===== Records to process

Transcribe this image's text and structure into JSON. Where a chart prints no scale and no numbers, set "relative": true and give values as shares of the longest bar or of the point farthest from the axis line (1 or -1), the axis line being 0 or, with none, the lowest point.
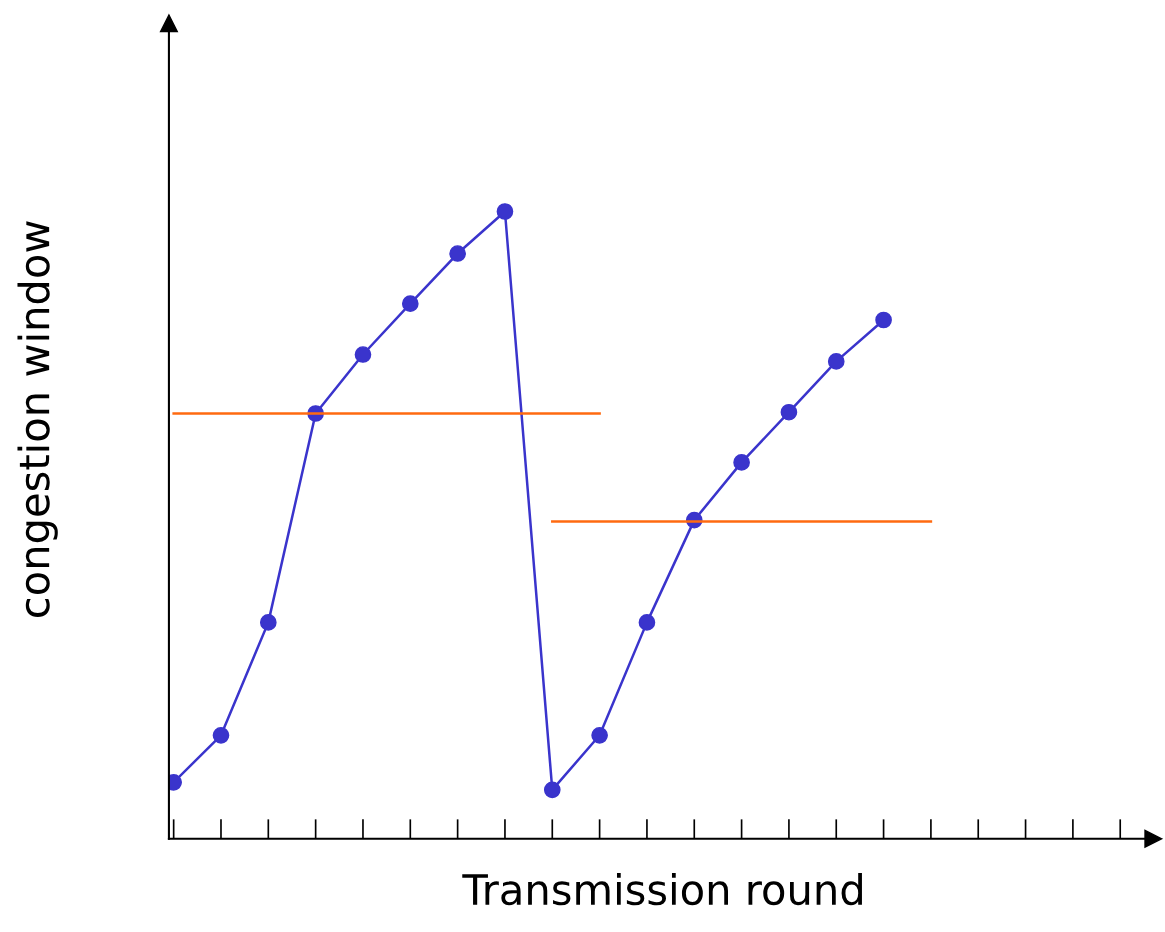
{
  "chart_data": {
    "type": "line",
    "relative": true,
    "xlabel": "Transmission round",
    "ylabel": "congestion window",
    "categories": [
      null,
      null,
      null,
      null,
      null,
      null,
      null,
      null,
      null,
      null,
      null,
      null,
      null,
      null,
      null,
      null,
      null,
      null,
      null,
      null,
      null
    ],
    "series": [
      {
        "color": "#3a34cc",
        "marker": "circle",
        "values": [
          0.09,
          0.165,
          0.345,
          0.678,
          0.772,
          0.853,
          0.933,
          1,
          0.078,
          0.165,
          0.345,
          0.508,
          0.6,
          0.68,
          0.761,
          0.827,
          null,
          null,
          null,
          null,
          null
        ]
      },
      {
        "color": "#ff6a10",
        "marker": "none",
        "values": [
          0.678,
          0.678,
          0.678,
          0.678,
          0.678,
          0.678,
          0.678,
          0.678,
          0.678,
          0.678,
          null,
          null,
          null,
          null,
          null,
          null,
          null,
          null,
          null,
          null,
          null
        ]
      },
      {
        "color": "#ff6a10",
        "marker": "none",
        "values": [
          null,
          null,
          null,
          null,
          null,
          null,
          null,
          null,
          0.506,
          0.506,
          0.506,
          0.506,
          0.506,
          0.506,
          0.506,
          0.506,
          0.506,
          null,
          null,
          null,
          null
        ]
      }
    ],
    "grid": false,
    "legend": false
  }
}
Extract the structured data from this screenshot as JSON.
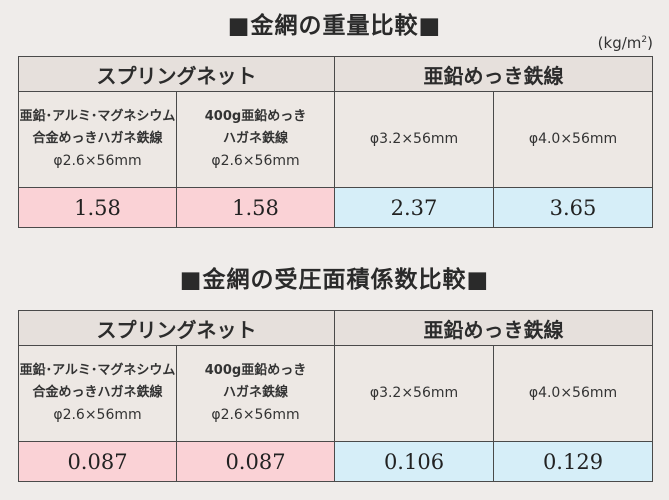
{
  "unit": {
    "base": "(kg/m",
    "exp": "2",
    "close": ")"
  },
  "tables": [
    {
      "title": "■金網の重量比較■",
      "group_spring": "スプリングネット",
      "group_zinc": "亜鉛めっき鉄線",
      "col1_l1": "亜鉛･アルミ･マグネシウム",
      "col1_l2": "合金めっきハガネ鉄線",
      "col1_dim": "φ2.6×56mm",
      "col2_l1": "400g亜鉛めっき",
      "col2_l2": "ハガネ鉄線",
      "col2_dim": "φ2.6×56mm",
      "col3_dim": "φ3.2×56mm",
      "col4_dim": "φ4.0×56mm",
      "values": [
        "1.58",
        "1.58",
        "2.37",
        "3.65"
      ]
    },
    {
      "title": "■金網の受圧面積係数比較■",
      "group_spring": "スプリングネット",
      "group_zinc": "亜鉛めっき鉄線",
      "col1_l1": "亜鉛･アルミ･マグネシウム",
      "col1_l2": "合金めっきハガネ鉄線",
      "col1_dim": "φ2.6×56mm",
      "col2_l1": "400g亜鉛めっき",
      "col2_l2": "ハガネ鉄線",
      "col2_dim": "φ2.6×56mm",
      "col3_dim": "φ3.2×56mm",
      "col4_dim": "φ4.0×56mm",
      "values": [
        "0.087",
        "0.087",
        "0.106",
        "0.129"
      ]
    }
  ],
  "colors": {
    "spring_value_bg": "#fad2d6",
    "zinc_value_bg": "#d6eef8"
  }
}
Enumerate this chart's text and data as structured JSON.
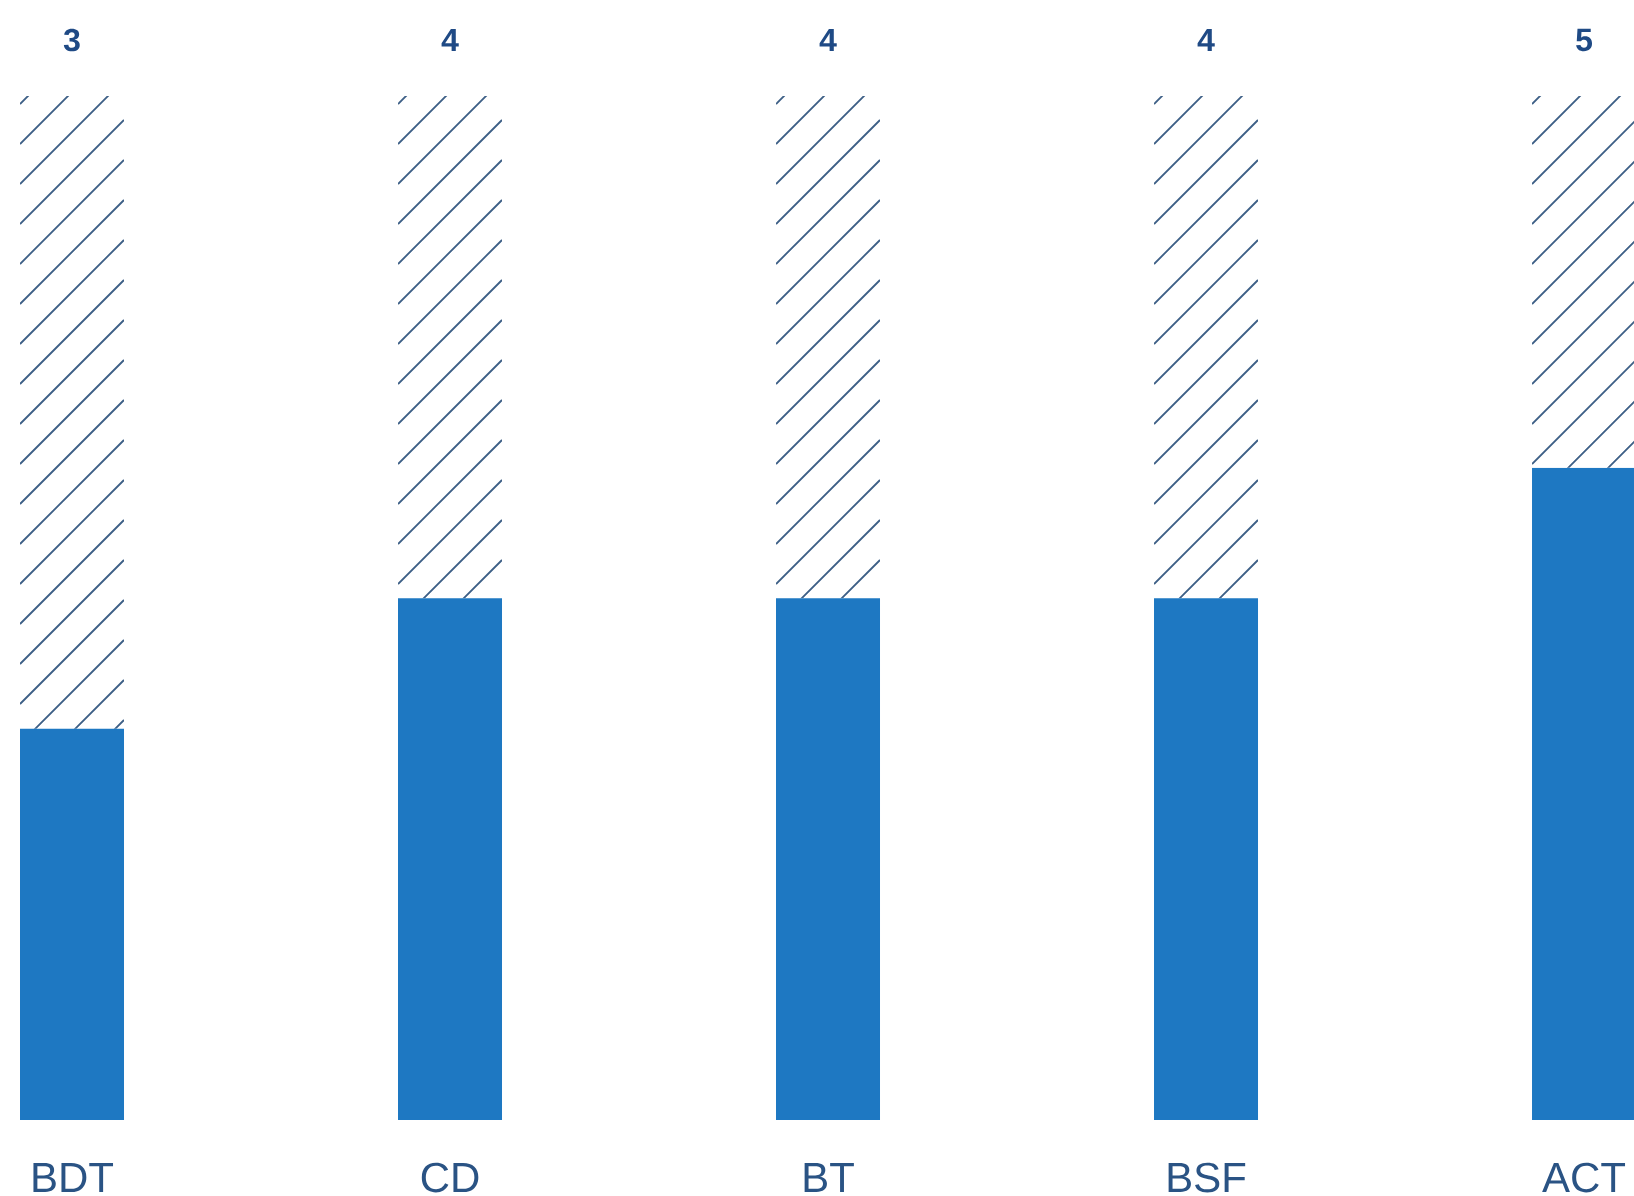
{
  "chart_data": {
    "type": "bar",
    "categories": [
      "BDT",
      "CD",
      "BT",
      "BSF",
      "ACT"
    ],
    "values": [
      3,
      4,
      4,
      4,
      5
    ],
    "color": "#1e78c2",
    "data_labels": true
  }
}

==========

Nothing but the lines from the line containing "Enumerate this chart's" through the last line of the records above is to be extracted, exactly and with no pictures.

→ Answer below:
Enumerate this chart's text and data as structured JSON.
{
  "chart_data": {
    "type": "bar",
    "categories": [
      "BDT",
      "CD",
      "BT",
      "BSF",
      "ACT"
    ],
    "values": [
      3,
      4,
      4,
      4,
      5
    ],
    "color": "#1e78c2",
    "data_labels": true
  }
}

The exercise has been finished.